*Given records:*
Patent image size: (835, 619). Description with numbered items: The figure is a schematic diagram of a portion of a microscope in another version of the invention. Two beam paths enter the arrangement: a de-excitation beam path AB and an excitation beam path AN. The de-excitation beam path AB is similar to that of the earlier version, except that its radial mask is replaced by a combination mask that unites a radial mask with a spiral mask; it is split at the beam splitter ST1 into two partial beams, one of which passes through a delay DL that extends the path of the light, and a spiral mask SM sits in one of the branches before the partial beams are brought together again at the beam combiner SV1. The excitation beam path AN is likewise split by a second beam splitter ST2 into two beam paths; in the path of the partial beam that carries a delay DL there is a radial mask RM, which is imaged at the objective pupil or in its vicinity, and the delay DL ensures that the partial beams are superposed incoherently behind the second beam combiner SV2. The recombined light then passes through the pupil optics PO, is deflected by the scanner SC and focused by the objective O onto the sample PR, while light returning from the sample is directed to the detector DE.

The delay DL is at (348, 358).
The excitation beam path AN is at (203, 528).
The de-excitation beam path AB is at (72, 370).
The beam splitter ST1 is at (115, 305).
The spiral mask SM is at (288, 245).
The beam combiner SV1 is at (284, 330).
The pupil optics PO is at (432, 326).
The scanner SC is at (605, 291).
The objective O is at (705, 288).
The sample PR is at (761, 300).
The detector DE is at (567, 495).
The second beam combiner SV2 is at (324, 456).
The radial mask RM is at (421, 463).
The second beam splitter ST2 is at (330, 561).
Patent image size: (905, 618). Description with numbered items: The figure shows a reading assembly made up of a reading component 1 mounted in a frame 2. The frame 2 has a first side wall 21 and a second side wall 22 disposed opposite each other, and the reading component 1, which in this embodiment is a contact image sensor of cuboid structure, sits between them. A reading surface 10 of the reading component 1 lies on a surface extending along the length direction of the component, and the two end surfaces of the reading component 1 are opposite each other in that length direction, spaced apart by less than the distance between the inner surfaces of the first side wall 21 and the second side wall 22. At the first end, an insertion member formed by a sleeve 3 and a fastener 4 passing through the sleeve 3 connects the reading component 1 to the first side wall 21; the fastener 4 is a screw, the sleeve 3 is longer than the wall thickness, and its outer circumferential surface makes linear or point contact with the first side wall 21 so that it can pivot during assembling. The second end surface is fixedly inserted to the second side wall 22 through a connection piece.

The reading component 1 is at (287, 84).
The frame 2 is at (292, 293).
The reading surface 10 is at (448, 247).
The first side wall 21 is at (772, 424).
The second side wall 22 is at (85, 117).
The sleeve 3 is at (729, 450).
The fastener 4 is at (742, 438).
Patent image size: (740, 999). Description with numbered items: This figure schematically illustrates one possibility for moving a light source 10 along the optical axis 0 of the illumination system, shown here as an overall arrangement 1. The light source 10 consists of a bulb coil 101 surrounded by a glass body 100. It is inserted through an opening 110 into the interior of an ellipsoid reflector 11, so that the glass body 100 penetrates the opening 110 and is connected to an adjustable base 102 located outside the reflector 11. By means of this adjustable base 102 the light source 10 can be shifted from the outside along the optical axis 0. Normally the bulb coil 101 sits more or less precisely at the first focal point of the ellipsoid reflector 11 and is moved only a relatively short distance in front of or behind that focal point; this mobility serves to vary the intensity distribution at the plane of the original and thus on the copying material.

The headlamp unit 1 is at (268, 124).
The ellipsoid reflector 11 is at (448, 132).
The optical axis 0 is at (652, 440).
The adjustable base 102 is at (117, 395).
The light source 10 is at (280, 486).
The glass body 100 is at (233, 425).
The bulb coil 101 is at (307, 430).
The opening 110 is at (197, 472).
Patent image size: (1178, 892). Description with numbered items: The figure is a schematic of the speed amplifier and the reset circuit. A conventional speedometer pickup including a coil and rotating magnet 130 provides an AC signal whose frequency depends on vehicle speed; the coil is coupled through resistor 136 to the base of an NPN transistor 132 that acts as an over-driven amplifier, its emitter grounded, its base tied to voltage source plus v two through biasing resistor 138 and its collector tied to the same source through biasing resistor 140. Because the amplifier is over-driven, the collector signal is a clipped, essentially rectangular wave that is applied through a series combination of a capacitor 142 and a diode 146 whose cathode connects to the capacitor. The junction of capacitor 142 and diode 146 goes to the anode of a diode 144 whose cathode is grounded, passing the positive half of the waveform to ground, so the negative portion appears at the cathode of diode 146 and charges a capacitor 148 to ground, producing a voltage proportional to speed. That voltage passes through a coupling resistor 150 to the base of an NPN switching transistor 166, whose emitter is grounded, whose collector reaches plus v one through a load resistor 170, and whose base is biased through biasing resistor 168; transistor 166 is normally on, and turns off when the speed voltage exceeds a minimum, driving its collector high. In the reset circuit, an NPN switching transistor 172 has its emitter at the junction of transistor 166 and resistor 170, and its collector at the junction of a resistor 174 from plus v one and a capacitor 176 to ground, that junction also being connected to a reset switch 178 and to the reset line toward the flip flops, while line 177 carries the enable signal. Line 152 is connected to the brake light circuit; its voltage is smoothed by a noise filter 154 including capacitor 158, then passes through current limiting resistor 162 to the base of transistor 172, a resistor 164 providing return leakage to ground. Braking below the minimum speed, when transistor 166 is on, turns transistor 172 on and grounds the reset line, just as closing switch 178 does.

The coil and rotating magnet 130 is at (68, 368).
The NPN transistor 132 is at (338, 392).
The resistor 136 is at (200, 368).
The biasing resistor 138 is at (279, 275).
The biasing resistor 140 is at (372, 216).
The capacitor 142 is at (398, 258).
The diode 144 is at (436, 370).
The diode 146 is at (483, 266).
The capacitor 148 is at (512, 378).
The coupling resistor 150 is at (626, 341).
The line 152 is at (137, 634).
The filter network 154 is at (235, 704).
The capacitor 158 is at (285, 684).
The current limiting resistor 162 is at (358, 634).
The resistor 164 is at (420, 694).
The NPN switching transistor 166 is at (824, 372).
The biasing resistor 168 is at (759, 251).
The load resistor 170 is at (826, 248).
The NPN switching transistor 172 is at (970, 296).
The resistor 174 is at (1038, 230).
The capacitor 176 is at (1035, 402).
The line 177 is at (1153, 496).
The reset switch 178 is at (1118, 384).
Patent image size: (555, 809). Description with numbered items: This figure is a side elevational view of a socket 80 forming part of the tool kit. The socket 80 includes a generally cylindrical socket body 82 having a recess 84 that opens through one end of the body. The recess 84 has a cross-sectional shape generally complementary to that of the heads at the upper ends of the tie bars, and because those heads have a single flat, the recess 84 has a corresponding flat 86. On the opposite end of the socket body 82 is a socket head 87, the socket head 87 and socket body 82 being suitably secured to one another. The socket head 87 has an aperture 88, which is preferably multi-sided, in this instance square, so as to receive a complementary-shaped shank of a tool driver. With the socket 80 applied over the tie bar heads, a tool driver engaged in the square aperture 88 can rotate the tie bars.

*Work to be completed:*
Render the stretch of items from the line containing "Patent image size: (740, 999)." through the line containing "The adjustable base 102 is at (117, 395)." as a Markdown table with the columns No. and Line. Give each row a number and leave out blank lines.

*Response to the exercise:*
| No. | Line |
|---|---|
| 1 | Patent image size: (740, 999). Description with numbered items: This figure schematically illustrates one possibility for moving a light source 10 along the optical axis 0 of the illumination system, shown here as an overall arrangement 1. The light source 10 consists of a bulb coil 101 surrounded by a glass body 100. It is inserted through an opening 110 into the interior of an ellipsoid reflector 11, so that the glass body 100 penetrates the opening 110 and is connected to an adjustable base 102 located outside the reflector 11. By means of this adjustable base 102 the light source 10 can be shifted from the outside along the optical axis 0. Normally the bulb coil 101 sits more or less precisely at the first focal point of the ellipsoid reflector 11 and is moved only a relatively short distance in front of or behind that focal point; this mobility serves to vary the intensity distribution at the plane of the original and thus on the copying material. |
| 2 | The headlamp unit 1 is at (268, 124). |
| 3 | The ellipsoid reflector 11 is at (448, 132). |
| 4 | The optical axis 0 is at (652, 440). |
| 5 | The adjustable base 102 is at (117, 395). |